(Dataset records on visual material)
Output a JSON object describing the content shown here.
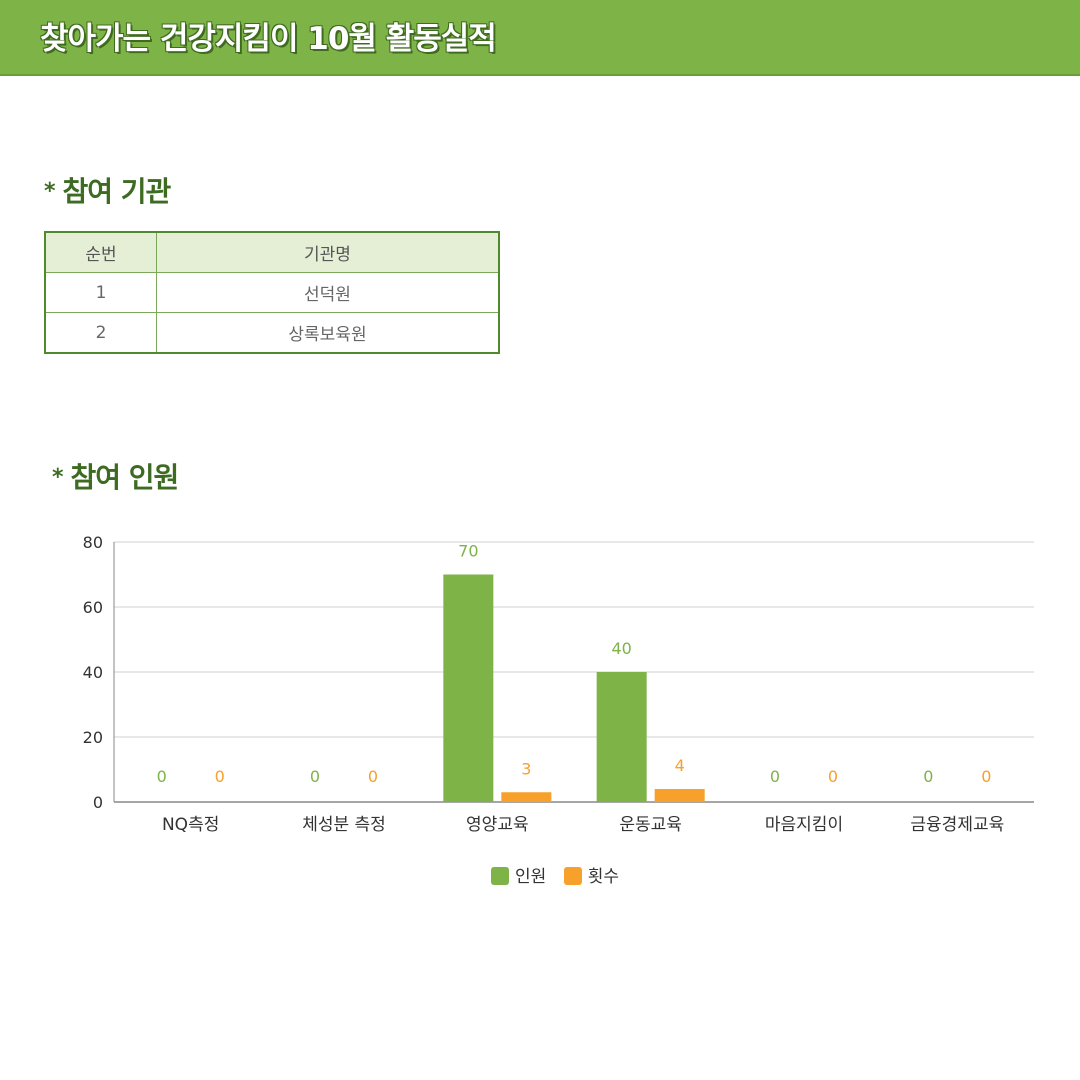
{
  "banner": {
    "title": "찾아가는 건강지킴이 10월 활동실적"
  },
  "sections": {
    "institutions_heading": "참여 기관",
    "participants_heading": "참여 인원",
    "bullet": "*"
  },
  "institutions_table": {
    "headers": [
      "순번",
      "기관명"
    ],
    "rows": [
      [
        "1",
        "선덕원"
      ],
      [
        "2",
        "상록보육원"
      ]
    ]
  },
  "colors": {
    "banner": "#7db347",
    "heading": "#3d6b22",
    "series_people": "#7db347",
    "series_count": "#f7a02c"
  },
  "chart_data": {
    "type": "bar",
    "categories": [
      "NQ측정",
      "체성분 측정",
      "영양교육",
      "운동교육",
      "마음지킴이",
      "금융경제교육"
    ],
    "series": [
      {
        "name": "인원",
        "values": [
          0,
          0,
          70,
          40,
          0,
          0
        ],
        "color": "#7db347"
      },
      {
        "name": "횟수",
        "values": [
          0,
          0,
          3,
          4,
          0,
          0
        ],
        "color": "#f7a02c"
      }
    ],
    "yticks": [
      0,
      20,
      40,
      60,
      80
    ],
    "ylim": [
      0,
      80
    ],
    "grid": true,
    "legend": "bottom-center",
    "data_labels": true
  }
}
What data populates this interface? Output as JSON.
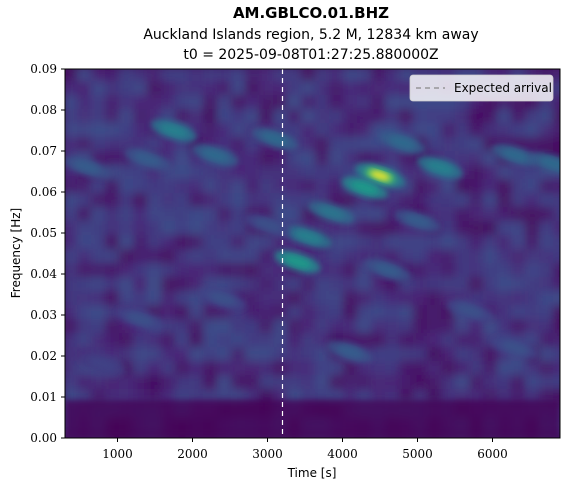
{
  "chart_data": {
    "type": "heatmap",
    "title": "AM.GBLCO.01.BHZ",
    "subtitle": "Auckland Islands region, 5.2 M, 12834 km away",
    "subtitle2": "t0 = 2025-09-08T01:27:25.880000Z",
    "xlabel": "Time [s]",
    "ylabel": "Frequency [Hz]",
    "xlim": [
      300,
      6900
    ],
    "ylim": [
      0.0,
      0.09
    ],
    "x_ticks": [
      1000,
      2000,
      3000,
      4000,
      5000,
      6000
    ],
    "y_ticks": [
      0.0,
      0.01,
      0.02,
      0.03,
      0.04,
      0.05,
      0.06,
      0.07,
      0.08,
      0.09
    ],
    "x_tick_labels": [
      "1000",
      "2000",
      "3000",
      "4000",
      "5000",
      "6000"
    ],
    "y_tick_labels": [
      "0.00",
      "0.01",
      "0.02",
      "0.03",
      "0.04",
      "0.05",
      "0.06",
      "0.07",
      "0.08",
      "0.09"
    ],
    "colormap": "viridis",
    "expected_arrival": 3200,
    "legend": {
      "label": "Expected arrival",
      "placement": "top-right"
    },
    "hotspots": [
      {
        "t": 4500,
        "f": 0.064,
        "intensity": 1.0
      },
      {
        "t": 3400,
        "f": 0.043,
        "intensity": 0.55
      },
      {
        "t": 3550,
        "f": 0.049,
        "intensity": 0.45
      },
      {
        "t": 4300,
        "f": 0.061,
        "intensity": 0.55
      },
      {
        "t": 3850,
        "f": 0.055,
        "intensity": 0.4
      },
      {
        "t": 1750,
        "f": 0.075,
        "intensity": 0.45
      },
      {
        "t": 1400,
        "f": 0.068,
        "intensity": 0.3
      },
      {
        "t": 2300,
        "f": 0.069,
        "intensity": 0.35
      },
      {
        "t": 5300,
        "f": 0.066,
        "intensity": 0.45
      },
      {
        "t": 4800,
        "f": 0.072,
        "intensity": 0.35
      },
      {
        "t": 6300,
        "f": 0.069,
        "intensity": 0.35
      },
      {
        "t": 6800,
        "f": 0.067,
        "intensity": 0.35
      },
      {
        "t": 3100,
        "f": 0.073,
        "intensity": 0.35
      },
      {
        "t": 600,
        "f": 0.066,
        "intensity": 0.3
      },
      {
        "t": 3000,
        "f": 0.052,
        "intensity": 0.25
      },
      {
        "t": 4100,
        "f": 0.021,
        "intensity": 0.3
      },
      {
        "t": 2400,
        "f": 0.034,
        "intensity": 0.25
      },
      {
        "t": 1300,
        "f": 0.029,
        "intensity": 0.25
      },
      {
        "t": 5700,
        "f": 0.031,
        "intensity": 0.25
      },
      {
        "t": 4600,
        "f": 0.041,
        "intensity": 0.3
      },
      {
        "t": 6300,
        "f": 0.022,
        "intensity": 0.25
      },
      {
        "t": 800,
        "f": 0.018,
        "intensity": 0.2
      },
      {
        "t": 5000,
        "f": 0.053,
        "intensity": 0.3
      }
    ]
  }
}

- _Short exercise_: Produce an exact copy of each line of data, skipping embedded images.

- _Answer to this problem_:
Output a JSON object describing the content shown here.
{
  "banner": {
    "title": "찾아가는 건강지킴이 10월 활동실적"
  },
  "sections": {
    "institutions_heading": "참여 기관",
    "participants_heading": "참여 인원",
    "bullet": "*"
  },
  "institutions_table": {
    "headers": [
      "순번",
      "기관명"
    ],
    "rows": [
      [
        "1",
        "선덕원"
      ],
      [
        "2",
        "상록보육원"
      ]
    ]
  },
  "colors": {
    "banner": "#7db347",
    "heading": "#3d6b22",
    "series_people": "#7db347",
    "series_count": "#f7a02c"
  },
  "chart_data": {
    "type": "bar",
    "categories": [
      "NQ측정",
      "체성분 측정",
      "영양교육",
      "운동교육",
      "마음지킴이",
      "금융경제교육"
    ],
    "series": [
      {
        "name": "인원",
        "values": [
          0,
          0,
          70,
          40,
          0,
          0
        ],
        "color": "#7db347"
      },
      {
        "name": "횟수",
        "values": [
          0,
          0,
          3,
          4,
          0,
          0
        ],
        "color": "#f7a02c"
      }
    ],
    "yticks": [
      0,
      20,
      40,
      60,
      80
    ],
    "ylim": [
      0,
      80
    ],
    "grid": true,
    "legend": "bottom-center",
    "data_labels": true
  }
}
What data populates this interface? Output as JSON.
{
  "chart_data": {
    "type": "heatmap",
    "title": "AM.GBLCO.01.BHZ",
    "subtitle": "Auckland Islands region, 5.2 M, 12834 km away",
    "subtitle2": "t0 = 2025-09-08T01:27:25.880000Z",
    "xlabel": "Time [s]",
    "ylabel": "Frequency [Hz]",
    "xlim": [
      300,
      6900
    ],
    "ylim": [
      0.0,
      0.09
    ],
    "x_ticks": [
      1000,
      2000,
      3000,
      4000,
      5000,
      6000
    ],
    "y_ticks": [
      0.0,
      0.01,
      0.02,
      0.03,
      0.04,
      0.05,
      0.06,
      0.07,
      0.08,
      0.09
    ],
    "x_tick_labels": [
      "1000",
      "2000",
      "3000",
      "4000",
      "5000",
      "6000"
    ],
    "y_tick_labels": [
      "0.00",
      "0.01",
      "0.02",
      "0.03",
      "0.04",
      "0.05",
      "0.06",
      "0.07",
      "0.08",
      "0.09"
    ],
    "colormap": "viridis",
    "expected_arrival": 3200,
    "legend": {
      "label": "Expected arrival",
      "placement": "top-right"
    },
    "hotspots": [
      {
        "t": 4500,
        "f": 0.064,
        "intensity": 1.0
      },
      {
        "t": 3400,
        "f": 0.043,
        "intensity": 0.55
      },
      {
        "t": 3550,
        "f": 0.049,
        "intensity": 0.45
      },
      {
        "t": 4300,
        "f": 0.061,
        "intensity": 0.55
      },
      {
        "t": 3850,
        "f": 0.055,
        "intensity": 0.4
      },
      {
        "t": 1750,
        "f": 0.075,
        "intensity": 0.45
      },
      {
        "t": 1400,
        "f": 0.068,
        "intensity": 0.3
      },
      {
        "t": 2300,
        "f": 0.069,
        "intensity": 0.35
      },
      {
        "t": 5300,
        "f": 0.066,
        "intensity": 0.45
      },
      {
        "t": 4800,
        "f": 0.072,
        "intensity": 0.35
      },
      {
        "t": 6300,
        "f": 0.069,
        "intensity": 0.35
      },
      {
        "t": 6800,
        "f": 0.067,
        "intensity": 0.35
      },
      {
        "t": 3100,
        "f": 0.073,
        "intensity": 0.35
      },
      {
        "t": 600,
        "f": 0.066,
        "intensity": 0.3
      },
      {
        "t": 3000,
        "f": 0.052,
        "intensity": 0.25
      },
      {
        "t": 4100,
        "f": 0.021,
        "intensity": 0.3
      },
      {
        "t": 2400,
        "f": 0.034,
        "intensity": 0.25
      },
      {
        "t": 1300,
        "f": 0.029,
        "intensity": 0.25
      },
      {
        "t": 5700,
        "f": 0.031,
        "intensity": 0.25
      },
      {
        "t": 4600,
        "f": 0.041,
        "intensity": 0.3
      },
      {
        "t": 6300,
        "f": 0.022,
        "intensity": 0.25
      },
      {
        "t": 800,
        "f": 0.018,
        "intensity": 0.2
      },
      {
        "t": 5000,
        "f": 0.053,
        "intensity": 0.3
      }
    ]
  }
}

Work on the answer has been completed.